## OBJECTIVE
In the items below, reproduce verbatim only the lines from the one containing "button[interactable]: Delete: [236, 26, 266, 56]" through the one containing "button[interactable]: Delete: [236, 350, 266, 380]", including both.

## DATASET RECORDS
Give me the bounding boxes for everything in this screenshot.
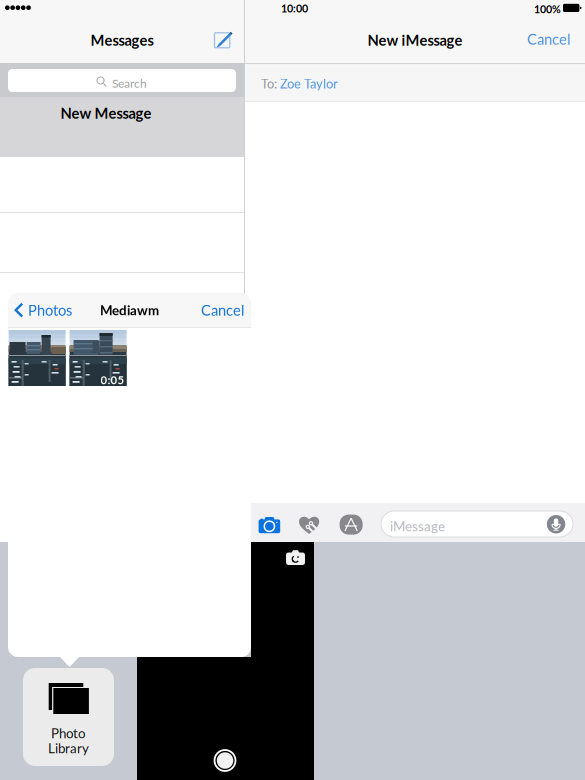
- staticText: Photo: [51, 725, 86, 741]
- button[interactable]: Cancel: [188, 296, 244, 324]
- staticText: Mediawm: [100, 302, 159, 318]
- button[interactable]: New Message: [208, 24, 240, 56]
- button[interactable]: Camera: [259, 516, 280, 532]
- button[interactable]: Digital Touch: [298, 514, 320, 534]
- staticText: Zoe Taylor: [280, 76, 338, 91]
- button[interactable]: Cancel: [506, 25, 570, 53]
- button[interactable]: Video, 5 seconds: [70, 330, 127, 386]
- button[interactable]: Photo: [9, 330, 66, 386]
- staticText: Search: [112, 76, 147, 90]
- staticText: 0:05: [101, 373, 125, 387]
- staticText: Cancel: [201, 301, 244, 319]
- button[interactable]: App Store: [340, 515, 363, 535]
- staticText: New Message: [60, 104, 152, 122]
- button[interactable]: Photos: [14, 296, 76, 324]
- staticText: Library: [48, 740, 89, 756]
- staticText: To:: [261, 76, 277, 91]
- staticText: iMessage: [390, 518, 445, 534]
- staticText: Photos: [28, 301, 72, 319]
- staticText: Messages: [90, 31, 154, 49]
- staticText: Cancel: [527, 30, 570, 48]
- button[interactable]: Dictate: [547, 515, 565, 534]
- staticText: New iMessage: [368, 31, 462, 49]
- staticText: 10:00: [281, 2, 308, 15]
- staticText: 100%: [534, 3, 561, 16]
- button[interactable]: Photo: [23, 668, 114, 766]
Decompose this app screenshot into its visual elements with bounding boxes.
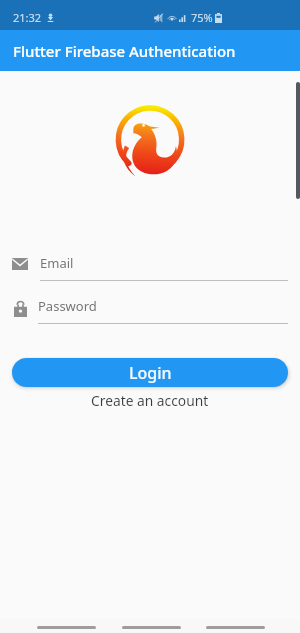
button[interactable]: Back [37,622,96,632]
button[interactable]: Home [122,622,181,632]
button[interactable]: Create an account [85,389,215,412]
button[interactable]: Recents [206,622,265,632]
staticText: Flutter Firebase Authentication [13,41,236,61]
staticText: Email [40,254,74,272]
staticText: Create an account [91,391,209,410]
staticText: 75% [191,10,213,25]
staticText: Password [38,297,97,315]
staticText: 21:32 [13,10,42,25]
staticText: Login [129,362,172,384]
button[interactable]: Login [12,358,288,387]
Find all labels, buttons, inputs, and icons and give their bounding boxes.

---

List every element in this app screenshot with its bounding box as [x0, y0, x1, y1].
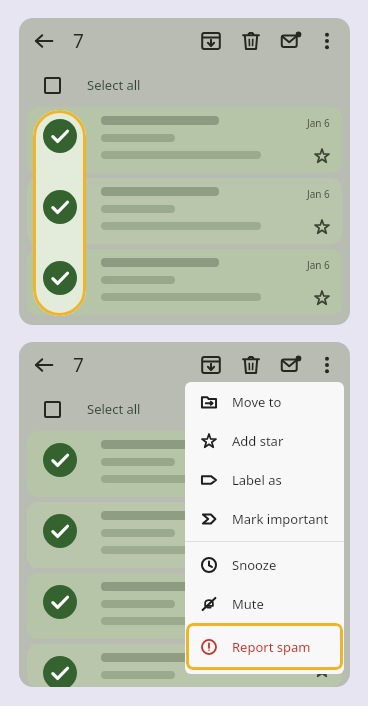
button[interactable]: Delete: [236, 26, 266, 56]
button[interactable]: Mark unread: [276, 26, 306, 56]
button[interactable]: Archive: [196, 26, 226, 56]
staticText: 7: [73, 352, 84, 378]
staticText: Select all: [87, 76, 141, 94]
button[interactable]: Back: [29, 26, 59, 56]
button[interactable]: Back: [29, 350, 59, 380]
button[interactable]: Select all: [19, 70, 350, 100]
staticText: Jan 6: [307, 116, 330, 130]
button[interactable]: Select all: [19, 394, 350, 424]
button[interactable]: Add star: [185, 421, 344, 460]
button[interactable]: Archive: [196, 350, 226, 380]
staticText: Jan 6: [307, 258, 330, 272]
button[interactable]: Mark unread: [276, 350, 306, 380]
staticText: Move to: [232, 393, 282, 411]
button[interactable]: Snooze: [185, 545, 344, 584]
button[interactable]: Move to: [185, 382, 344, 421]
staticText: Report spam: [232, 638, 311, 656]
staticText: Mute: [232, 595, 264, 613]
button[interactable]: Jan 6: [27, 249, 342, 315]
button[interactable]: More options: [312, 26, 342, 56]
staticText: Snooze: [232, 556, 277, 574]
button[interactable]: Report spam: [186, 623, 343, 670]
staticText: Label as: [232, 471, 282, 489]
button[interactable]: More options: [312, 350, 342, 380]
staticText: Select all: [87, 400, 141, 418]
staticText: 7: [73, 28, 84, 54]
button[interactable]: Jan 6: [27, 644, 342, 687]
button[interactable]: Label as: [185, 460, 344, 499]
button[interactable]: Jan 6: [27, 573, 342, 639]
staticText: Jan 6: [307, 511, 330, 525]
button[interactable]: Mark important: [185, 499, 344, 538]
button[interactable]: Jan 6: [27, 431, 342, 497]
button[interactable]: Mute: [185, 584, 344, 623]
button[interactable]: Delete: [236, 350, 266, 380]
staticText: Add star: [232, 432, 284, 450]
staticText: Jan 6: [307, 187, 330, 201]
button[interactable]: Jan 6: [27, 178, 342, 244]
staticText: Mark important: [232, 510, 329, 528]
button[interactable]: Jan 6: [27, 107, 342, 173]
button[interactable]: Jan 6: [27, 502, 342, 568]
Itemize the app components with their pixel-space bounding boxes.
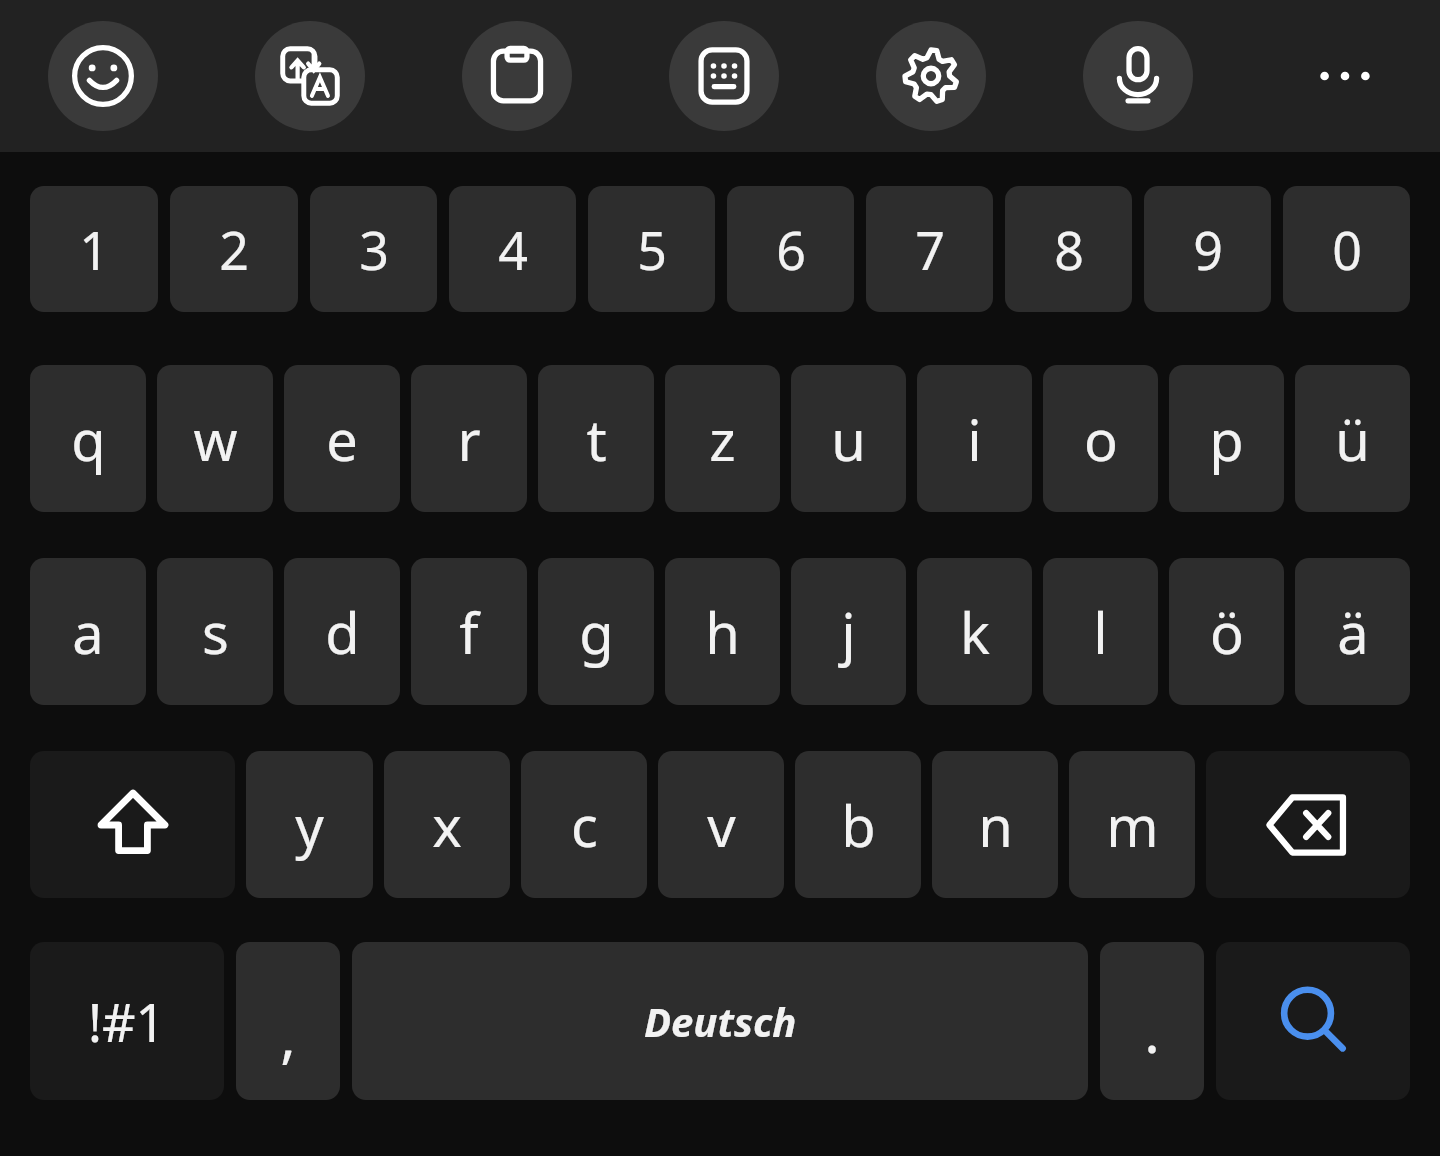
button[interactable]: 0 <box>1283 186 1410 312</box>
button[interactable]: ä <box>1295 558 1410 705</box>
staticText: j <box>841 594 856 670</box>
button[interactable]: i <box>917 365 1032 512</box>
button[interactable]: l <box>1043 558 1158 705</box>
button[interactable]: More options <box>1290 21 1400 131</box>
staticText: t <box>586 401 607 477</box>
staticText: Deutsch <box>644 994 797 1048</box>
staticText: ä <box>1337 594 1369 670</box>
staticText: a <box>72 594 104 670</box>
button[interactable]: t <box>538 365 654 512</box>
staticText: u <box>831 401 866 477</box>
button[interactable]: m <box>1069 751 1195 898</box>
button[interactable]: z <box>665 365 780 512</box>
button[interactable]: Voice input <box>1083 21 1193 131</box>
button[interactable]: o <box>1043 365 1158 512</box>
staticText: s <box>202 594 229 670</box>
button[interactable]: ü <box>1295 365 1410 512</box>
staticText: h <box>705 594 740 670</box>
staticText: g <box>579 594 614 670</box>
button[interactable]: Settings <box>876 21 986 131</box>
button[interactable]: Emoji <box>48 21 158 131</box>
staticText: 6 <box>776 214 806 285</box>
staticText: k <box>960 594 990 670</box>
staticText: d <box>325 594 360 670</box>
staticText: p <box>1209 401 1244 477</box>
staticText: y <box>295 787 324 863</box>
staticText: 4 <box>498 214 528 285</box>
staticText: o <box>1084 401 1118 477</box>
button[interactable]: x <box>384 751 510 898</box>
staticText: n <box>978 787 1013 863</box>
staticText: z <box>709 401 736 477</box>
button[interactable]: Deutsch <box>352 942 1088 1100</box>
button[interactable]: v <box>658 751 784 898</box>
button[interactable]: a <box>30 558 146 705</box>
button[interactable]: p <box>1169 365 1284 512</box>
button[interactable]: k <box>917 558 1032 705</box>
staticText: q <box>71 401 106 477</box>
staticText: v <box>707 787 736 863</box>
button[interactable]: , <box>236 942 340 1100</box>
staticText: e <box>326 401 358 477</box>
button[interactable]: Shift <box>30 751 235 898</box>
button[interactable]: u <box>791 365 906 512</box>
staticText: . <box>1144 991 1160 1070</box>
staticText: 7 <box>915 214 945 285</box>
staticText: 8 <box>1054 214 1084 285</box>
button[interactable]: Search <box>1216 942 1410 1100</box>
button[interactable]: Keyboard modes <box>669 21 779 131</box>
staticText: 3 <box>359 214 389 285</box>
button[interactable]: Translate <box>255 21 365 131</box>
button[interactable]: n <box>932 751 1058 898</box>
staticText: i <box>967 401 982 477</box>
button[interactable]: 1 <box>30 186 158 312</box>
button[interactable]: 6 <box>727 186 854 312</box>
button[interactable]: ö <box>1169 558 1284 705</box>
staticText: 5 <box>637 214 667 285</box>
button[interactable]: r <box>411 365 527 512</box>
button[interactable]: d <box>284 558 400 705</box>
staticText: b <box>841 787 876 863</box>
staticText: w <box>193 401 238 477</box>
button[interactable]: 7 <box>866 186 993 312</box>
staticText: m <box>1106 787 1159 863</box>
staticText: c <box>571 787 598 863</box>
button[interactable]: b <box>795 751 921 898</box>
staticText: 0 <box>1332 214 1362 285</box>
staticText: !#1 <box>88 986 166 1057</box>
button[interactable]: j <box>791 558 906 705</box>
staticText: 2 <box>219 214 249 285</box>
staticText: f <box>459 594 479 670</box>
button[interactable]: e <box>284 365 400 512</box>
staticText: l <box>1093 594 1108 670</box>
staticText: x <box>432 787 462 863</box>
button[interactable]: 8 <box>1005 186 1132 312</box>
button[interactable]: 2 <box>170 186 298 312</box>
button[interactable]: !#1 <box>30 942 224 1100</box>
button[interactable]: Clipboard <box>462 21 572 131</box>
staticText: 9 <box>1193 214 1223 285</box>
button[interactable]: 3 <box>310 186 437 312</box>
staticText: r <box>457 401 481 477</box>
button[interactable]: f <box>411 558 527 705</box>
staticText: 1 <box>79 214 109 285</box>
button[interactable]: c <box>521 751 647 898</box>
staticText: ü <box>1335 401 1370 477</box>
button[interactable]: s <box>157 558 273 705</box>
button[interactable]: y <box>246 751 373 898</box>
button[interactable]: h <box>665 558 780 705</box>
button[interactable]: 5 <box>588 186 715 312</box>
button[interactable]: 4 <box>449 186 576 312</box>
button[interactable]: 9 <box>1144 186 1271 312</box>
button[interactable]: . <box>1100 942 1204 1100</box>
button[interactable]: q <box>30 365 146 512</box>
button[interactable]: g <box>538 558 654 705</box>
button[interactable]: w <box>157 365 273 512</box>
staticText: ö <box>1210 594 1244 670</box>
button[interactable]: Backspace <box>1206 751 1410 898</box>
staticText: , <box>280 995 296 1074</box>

...

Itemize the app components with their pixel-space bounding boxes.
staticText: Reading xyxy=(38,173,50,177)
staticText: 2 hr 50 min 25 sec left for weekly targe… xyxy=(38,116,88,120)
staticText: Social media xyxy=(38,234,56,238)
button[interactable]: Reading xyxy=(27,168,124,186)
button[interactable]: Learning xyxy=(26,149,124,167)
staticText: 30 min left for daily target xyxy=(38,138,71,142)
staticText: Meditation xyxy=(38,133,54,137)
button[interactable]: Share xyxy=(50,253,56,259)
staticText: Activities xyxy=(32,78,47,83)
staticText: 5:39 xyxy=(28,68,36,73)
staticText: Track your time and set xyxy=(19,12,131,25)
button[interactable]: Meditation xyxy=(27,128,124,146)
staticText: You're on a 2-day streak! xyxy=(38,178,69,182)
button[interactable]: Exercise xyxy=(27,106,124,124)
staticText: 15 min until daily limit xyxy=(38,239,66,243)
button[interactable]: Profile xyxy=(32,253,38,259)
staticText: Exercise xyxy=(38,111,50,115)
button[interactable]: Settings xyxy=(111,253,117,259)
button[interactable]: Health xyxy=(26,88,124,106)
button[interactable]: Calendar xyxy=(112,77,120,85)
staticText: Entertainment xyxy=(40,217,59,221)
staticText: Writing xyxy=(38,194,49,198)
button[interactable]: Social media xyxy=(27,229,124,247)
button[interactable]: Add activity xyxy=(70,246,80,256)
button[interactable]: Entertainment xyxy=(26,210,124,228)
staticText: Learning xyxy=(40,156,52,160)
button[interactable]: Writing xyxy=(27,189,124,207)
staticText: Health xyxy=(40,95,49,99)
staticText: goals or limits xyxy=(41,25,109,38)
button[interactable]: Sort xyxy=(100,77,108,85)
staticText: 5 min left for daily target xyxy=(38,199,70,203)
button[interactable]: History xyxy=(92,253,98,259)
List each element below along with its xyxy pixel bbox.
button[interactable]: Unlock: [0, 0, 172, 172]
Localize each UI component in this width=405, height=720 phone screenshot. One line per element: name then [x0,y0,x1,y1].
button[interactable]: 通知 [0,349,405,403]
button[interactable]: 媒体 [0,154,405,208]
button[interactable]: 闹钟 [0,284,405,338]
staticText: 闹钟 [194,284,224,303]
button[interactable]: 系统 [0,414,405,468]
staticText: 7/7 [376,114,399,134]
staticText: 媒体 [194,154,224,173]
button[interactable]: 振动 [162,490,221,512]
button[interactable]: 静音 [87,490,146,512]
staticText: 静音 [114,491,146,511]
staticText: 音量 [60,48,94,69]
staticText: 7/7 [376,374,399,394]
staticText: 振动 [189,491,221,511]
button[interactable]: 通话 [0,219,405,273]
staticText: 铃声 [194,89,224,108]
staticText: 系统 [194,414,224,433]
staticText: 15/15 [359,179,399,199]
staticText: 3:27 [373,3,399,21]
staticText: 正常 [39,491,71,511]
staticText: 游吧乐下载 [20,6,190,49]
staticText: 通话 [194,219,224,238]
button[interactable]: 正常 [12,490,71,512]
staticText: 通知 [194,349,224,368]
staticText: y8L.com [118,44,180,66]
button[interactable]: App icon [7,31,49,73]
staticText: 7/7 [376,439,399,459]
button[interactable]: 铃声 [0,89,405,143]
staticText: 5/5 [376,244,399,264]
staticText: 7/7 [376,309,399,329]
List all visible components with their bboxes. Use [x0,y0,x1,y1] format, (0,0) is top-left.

## EXERCISE RESULT
button[interactable]: Delete: [236, 26, 266, 56]
button[interactable]: Mark unread: [276, 26, 306, 56]
button[interactable]: Archive: [196, 26, 226, 56]
staticText: 7: [73, 352, 84, 378]
staticText: Select all: [87, 76, 141, 94]
button[interactable]: Back: [29, 26, 59, 56]
button[interactable]: Back: [29, 350, 59, 380]
button[interactable]: Select all: [19, 70, 350, 100]
staticText: Jan 6: [307, 116, 330, 130]
button[interactable]: Select all: [19, 394, 350, 424]
button[interactable]: Add star: [185, 421, 344, 460]
button[interactable]: Archive: [196, 350, 226, 380]
staticText: Jan 6: [307, 258, 330, 272]
button[interactable]: Mark unread: [276, 350, 306, 380]
staticText: Move to: [232, 393, 282, 411]
button[interactable]: Snooze: [185, 545, 344, 584]
button[interactable]: Move to: [185, 382, 344, 421]
staticText: Report spam: [232, 638, 311, 656]
staticText: Mute: [232, 595, 264, 613]
button[interactable]: Jan 6: [27, 249, 342, 315]
button[interactable]: More options: [312, 26, 342, 56]
staticText: Snooze: [232, 556, 277, 574]
button[interactable]: Report spam: [186, 623, 343, 670]
staticText: Label as: [232, 471, 282, 489]
button[interactable]: More options: [312, 350, 342, 380]
staticText: Select all: [87, 400, 141, 418]
staticText: 7: [73, 28, 84, 54]
button[interactable]: Jan 6: [27, 644, 342, 687]
button[interactable]: Label as: [185, 460, 344, 499]
button[interactable]: Jan 6: [27, 573, 342, 639]
staticText: Jan 6: [307, 511, 330, 525]
button[interactable]: Mark important: [185, 499, 344, 538]
button[interactable]: Jan 6: [27, 431, 342, 497]
button[interactable]: Mute: [185, 584, 344, 623]
button[interactable]: Delete: [236, 350, 266, 380]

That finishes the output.